# START OF Recorded information

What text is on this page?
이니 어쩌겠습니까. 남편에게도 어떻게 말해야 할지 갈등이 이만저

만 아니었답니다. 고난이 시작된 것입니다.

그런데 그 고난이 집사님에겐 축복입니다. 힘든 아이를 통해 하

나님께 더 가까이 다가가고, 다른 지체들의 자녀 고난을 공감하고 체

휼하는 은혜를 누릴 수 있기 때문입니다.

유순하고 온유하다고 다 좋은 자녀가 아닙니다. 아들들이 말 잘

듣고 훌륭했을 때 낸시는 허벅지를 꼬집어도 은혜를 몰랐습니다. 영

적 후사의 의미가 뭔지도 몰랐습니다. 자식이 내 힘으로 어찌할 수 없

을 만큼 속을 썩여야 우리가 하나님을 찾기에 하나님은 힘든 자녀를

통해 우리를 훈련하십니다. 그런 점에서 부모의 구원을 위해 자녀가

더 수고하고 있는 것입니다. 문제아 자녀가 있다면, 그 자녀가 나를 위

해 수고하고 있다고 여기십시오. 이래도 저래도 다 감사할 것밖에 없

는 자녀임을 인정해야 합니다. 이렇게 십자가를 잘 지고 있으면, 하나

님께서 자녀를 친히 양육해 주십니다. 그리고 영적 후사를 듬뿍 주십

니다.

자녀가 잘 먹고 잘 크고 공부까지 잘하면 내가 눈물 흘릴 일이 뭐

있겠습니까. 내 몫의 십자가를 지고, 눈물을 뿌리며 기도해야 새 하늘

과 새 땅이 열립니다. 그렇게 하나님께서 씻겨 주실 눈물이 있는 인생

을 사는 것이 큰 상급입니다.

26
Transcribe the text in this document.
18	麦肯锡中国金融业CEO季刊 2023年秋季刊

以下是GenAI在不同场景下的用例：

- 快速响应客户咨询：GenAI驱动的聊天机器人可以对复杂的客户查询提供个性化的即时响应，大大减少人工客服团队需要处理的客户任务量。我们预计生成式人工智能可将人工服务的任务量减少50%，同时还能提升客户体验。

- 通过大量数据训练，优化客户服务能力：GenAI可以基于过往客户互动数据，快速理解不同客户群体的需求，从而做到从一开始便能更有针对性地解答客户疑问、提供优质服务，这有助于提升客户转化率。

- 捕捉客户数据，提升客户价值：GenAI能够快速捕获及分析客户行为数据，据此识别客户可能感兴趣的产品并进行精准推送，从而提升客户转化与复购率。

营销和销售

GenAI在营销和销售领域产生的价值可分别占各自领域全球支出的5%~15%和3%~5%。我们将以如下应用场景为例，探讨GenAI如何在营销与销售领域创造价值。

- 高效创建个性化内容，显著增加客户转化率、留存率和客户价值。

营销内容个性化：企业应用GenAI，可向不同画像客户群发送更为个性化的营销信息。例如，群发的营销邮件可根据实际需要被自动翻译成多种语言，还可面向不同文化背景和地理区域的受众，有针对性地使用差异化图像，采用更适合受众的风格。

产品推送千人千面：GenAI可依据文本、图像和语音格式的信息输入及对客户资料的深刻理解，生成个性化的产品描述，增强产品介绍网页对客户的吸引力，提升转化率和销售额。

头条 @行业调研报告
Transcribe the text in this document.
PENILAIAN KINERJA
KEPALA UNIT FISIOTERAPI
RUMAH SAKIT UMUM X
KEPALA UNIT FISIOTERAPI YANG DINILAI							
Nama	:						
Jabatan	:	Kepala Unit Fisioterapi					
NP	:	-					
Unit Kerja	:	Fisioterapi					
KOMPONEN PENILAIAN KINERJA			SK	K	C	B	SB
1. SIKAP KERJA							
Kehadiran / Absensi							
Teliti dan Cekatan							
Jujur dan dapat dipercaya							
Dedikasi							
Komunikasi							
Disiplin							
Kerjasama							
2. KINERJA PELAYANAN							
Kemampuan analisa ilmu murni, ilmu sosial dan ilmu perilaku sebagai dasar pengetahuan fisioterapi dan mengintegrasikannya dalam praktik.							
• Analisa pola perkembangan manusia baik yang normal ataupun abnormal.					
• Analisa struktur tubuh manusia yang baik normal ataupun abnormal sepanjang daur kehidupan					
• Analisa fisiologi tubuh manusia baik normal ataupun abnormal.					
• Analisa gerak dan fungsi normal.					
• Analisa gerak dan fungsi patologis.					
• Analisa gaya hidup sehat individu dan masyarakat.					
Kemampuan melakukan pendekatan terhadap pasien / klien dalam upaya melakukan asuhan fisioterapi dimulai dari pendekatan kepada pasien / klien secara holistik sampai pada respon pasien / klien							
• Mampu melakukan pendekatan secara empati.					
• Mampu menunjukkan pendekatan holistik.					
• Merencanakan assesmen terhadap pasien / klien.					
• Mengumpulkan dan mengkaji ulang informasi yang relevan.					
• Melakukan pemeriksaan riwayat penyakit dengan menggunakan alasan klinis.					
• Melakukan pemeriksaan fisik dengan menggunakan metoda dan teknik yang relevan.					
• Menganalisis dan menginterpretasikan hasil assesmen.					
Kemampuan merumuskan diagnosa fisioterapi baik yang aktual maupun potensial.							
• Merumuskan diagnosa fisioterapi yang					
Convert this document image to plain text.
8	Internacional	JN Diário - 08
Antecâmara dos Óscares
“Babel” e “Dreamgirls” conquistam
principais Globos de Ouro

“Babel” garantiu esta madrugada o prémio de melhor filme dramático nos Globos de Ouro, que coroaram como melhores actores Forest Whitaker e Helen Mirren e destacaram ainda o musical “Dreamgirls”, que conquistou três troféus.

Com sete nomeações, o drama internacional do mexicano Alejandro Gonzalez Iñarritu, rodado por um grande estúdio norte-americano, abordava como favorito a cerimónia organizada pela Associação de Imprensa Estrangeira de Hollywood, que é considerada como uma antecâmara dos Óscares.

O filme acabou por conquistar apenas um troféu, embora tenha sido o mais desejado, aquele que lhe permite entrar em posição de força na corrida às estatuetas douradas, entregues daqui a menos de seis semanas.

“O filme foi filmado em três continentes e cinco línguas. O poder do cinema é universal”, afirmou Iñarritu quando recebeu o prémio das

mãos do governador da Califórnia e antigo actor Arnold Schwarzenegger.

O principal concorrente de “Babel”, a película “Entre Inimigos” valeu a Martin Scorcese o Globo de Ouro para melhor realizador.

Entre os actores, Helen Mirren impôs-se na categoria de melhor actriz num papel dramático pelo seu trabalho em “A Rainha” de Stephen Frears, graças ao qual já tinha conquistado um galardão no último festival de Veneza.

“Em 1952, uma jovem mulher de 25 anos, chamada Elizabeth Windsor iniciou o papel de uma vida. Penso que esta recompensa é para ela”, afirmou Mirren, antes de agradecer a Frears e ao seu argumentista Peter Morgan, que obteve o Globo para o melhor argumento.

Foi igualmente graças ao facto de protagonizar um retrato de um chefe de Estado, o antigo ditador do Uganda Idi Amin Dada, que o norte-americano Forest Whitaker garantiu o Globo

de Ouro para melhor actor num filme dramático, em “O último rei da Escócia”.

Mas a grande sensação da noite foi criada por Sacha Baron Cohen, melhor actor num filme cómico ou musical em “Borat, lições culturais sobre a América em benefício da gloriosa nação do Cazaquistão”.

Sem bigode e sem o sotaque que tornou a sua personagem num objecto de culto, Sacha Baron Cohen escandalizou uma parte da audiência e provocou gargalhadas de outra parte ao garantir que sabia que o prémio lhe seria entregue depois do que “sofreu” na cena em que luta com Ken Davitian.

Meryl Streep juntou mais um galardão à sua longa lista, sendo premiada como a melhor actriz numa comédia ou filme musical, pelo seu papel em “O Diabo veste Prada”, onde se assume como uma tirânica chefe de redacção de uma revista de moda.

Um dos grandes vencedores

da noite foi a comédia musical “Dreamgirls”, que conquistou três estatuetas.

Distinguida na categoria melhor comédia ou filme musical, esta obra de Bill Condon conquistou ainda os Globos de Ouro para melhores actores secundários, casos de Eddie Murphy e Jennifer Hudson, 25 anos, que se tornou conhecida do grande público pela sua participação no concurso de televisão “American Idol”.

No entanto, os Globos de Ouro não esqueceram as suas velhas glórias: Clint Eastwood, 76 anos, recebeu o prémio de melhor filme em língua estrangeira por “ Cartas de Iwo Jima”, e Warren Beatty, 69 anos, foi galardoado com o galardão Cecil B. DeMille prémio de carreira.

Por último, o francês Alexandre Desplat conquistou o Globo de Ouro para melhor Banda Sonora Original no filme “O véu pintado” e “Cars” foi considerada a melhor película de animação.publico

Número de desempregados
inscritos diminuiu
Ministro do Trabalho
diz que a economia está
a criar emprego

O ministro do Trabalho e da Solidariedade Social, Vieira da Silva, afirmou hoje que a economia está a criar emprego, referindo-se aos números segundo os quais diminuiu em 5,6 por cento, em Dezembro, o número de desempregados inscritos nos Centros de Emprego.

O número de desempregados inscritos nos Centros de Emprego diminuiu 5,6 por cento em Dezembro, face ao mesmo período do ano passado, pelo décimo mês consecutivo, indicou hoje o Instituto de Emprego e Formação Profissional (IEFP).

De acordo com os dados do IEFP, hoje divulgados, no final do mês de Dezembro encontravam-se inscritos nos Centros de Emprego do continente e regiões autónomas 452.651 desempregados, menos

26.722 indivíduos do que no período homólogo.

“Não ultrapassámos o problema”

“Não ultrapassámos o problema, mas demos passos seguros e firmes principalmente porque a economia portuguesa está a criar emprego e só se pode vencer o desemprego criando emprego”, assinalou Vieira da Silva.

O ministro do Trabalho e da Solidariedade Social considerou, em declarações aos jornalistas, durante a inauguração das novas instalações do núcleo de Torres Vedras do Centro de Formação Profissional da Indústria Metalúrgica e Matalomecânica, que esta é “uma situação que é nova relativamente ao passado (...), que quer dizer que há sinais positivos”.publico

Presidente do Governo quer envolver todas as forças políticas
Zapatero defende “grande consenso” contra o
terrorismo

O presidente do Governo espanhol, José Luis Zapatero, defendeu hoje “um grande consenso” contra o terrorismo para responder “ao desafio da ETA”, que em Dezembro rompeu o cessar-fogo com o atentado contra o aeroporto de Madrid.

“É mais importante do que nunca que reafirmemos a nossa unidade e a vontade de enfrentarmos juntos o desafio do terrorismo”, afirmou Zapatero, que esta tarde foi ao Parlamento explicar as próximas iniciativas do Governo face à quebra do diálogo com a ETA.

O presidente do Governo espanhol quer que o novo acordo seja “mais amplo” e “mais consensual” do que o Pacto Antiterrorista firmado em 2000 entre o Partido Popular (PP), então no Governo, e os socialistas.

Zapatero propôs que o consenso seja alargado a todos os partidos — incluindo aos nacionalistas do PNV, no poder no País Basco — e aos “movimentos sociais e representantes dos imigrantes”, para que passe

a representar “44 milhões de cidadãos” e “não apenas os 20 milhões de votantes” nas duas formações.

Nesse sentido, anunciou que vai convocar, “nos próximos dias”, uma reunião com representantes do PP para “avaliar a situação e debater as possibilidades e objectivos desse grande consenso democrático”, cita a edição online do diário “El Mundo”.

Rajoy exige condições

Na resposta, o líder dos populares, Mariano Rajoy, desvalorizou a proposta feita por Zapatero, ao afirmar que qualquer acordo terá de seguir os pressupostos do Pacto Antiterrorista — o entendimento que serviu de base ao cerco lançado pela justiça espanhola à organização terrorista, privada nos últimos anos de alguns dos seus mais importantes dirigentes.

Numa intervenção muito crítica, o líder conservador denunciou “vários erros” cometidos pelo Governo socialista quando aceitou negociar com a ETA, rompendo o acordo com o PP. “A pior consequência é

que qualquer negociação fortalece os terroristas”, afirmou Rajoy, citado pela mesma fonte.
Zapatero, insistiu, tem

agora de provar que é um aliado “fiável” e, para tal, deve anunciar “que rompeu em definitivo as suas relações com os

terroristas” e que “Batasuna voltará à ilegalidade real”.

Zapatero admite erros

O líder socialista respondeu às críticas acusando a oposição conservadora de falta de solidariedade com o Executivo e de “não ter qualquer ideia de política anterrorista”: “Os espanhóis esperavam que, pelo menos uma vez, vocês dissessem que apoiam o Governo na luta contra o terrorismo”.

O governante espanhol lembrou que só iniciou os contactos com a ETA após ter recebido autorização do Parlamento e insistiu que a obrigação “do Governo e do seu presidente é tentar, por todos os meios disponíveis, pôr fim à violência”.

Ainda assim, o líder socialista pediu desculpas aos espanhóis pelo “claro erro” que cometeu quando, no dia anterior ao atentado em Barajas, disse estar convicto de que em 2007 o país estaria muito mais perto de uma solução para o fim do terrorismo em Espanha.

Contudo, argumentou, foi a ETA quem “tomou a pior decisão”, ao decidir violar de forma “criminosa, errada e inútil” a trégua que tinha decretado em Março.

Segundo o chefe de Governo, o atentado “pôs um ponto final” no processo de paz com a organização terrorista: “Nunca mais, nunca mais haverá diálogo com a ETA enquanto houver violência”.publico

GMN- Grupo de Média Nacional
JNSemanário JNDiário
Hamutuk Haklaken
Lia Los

# END OF Recorded information

### What this task involves
Each line above that includes "assesmen" should be shown.

### In response
• Merencanakan assesmen terhadap pasien / klien.					
• Menganalisis dan menginterpretasikan hasil assesmen.					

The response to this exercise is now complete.